### PASSAGE
The Political and Social Crisis in Mexico
López Obrador, Candidate for the PRD in the 2012 presidential election
While in Mexico in March as part of a labour union delegation from the United States to meet with Canadian and Mexican union officials, I was given this book by a professor of history and design at the National Autonomous University of Mexico (UNAM). She is also a labour and political activist, and, in fact, one of the book’s authors. Written in Spanish and difficult to acquire outside of Mexico, it is doubtful that you will ever buy and read it; still I wanted to share my impressions because I think it gives us some insight into how people on the Mexican left who consider themselves to be radicals, leftists or socialist are explaining their support for the campaign of Andrés Manuel López Obrador (or AMLO) for president. And it becomes the occasion here for a discussion of the state of Mexican politics on the left at this moment only a few months from the national presidential, congressional, and gubernatorial elections.
Andrés Manuel López Obrador is the leader of the Movement for National Renovation (MORENA) and the candidate for the PRD in the 2012 presidential election.

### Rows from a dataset
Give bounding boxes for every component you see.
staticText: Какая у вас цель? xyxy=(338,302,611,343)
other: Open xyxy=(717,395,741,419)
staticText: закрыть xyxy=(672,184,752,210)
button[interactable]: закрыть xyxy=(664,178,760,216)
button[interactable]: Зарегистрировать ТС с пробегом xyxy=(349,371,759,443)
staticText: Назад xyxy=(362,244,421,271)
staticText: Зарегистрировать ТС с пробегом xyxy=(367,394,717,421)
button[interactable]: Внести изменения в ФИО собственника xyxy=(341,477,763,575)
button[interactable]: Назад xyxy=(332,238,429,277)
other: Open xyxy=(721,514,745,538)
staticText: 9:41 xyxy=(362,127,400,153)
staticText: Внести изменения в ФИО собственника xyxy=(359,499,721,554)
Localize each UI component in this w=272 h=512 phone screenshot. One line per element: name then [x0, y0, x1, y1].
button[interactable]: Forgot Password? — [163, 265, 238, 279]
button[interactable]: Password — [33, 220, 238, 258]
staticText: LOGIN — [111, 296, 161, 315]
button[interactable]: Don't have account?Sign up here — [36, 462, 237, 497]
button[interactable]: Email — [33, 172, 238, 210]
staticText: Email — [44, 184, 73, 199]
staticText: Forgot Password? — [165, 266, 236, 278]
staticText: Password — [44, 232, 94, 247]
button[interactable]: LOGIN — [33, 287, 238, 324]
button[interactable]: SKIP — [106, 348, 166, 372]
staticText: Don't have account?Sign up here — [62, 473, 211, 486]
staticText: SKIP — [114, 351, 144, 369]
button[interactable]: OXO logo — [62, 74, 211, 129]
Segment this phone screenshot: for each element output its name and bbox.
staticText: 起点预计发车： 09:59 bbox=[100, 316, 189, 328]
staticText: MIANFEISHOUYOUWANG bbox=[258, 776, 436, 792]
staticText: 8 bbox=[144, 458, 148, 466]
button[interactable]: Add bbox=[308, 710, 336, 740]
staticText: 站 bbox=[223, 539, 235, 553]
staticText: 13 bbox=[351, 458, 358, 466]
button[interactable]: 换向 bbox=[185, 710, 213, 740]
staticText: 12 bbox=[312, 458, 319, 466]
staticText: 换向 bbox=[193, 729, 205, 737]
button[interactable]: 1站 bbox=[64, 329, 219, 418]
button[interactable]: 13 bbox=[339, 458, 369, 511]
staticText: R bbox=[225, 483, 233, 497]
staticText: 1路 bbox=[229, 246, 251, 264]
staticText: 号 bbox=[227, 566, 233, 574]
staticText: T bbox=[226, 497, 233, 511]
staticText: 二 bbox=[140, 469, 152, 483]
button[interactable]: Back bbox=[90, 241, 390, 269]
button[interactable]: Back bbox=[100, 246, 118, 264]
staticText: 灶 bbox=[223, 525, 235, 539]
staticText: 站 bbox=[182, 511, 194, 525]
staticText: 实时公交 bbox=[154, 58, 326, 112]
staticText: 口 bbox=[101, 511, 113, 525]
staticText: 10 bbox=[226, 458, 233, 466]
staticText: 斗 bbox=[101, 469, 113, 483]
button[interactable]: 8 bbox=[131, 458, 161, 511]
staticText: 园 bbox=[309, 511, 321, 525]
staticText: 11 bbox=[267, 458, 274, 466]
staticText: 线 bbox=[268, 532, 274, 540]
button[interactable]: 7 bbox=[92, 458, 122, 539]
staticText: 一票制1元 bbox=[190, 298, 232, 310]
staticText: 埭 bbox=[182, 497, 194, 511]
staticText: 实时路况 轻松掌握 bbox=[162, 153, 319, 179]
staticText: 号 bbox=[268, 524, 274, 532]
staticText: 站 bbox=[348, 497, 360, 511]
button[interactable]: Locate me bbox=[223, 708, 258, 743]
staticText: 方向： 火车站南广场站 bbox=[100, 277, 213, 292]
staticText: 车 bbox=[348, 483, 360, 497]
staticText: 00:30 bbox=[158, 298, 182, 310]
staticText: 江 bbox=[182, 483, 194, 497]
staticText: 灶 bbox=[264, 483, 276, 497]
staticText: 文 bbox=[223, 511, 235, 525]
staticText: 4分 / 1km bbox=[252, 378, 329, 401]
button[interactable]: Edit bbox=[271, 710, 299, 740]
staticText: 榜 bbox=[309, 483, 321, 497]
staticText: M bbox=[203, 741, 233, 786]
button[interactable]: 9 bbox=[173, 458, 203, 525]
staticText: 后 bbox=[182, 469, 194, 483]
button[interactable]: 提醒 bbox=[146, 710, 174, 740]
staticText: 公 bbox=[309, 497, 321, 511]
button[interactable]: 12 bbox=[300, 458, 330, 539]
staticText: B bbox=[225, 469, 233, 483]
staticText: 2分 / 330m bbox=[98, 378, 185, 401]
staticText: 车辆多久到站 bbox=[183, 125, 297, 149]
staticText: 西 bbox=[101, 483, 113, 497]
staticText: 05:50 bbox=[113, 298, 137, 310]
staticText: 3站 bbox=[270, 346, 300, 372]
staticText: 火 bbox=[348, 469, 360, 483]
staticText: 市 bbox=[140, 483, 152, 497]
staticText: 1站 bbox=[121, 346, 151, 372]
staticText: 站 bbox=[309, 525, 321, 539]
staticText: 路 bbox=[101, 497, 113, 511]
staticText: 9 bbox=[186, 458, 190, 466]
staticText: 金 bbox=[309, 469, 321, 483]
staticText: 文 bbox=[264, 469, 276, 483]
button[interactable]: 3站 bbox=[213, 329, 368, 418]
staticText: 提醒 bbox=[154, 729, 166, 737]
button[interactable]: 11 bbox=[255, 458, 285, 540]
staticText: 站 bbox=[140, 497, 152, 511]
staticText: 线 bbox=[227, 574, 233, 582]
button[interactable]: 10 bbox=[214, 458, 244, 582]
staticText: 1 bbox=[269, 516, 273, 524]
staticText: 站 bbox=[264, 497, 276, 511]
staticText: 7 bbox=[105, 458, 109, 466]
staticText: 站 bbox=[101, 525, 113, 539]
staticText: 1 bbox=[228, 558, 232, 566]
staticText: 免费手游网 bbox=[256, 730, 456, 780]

### EXERCISE SET
#1 According to the passage on Mexico's political crisis, which movement does Andrés Manuel López Obrador lead?
#2 Write the next few paragraphs of the passage on Mexico's political crisis, picking up right after its final sentence.
The data come from a different source than the passage on Mexico's political crisis.

### OUTPUTS IN ORDER
#1 He leads the Movement for National Renovation (MORENA).

#2
Arturo Ramos, a professor of sociology, higher education and pedagogy at several Mexican universities, opens the book with his essay, “Utopia, Realism and Imagination in the Mexican Left: The Political Conjuncture of 2010-2012.” Ramos spends a hundred pages in a long, abstract and vague discussion of Mexican history and politics before coming to his point, namely that even Lenin and the Bosheviks held long discussions over the question of whether Czarist Russia needed a democratic or a socialist revolution. The author suggests that perhaps Trotsky, Lenin and the Bolsheviks made a mistake by opting for the soviets (the workers’ councils) and socialism – a decision which ultimately gave rise to a bureaucratic dictatorship – rather than pursuing a longer slower march through democratic revolution. Mexican radicals and socialists, Ramos argues, must not make the same mistake. They must make the leap from utopian idealism and the dream of socialism to practical politics and the fight for democracy. The task for today, he writes, is to support a democratic revolution and an alternative project for the nation.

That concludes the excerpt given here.